> **What is required**:
Every line of the material below should be repeated exactly.

>> start Records for this exercise

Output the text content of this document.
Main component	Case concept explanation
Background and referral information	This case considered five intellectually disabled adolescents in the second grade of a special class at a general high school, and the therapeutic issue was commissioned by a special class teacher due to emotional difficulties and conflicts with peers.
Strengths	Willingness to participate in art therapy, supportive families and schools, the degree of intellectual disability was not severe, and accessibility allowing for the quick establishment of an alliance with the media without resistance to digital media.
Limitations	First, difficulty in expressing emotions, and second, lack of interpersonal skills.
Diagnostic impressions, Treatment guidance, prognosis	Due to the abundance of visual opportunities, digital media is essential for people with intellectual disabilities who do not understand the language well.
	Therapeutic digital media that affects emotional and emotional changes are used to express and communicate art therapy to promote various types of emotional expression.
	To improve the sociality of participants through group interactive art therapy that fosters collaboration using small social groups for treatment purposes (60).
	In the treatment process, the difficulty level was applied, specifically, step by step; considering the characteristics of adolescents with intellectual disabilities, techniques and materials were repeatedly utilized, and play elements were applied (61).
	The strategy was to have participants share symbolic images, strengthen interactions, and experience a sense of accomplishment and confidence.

>> end Records for this exercise

> **Answer for this exercise**:
Output the text content of this document.
Main component	Case concept explanation
Background and referral information	This case considered five intellectually disabled adolescents in the second grade of a special class at a general high school, and the therapeutic issue was commissioned by a special class teacher due to emotional difficulties and conflicts with peers.
Strengths	Willingness to participate in art therapy, supportive families and schools, the degree of intellectual disability was not severe, and accessibility allowing for the quick establishment of an alliance with the media without resistance to digital media.
Limitations	First, difficulty in expressing emotions, and second, lack of interpersonal skills.
Diagnostic impressions, Treatment guidance, prognosis	Due to the abundance of visual opportunities, digital media is essential for people with intellectual disabilities who do not understand the language well.
	Therapeutic digital media that affects emotional and emotional changes are used to express and communicate art therapy to promote various types of emotional expression.
	To improve the sociality of participants through group interactive art therapy that fosters collaboration using small social groups for treatment purposes (60).
	In the treatment process, the difficulty level was applied, specifically, step by step; considering the characteristics of adolescents with intellectual disabilities, techniques and materials were repeatedly utilized, and play elements were applied (61).
	The strategy was to have participants share symbolic images, strengthen interactions, and experience a sense of accomplishment and confidence.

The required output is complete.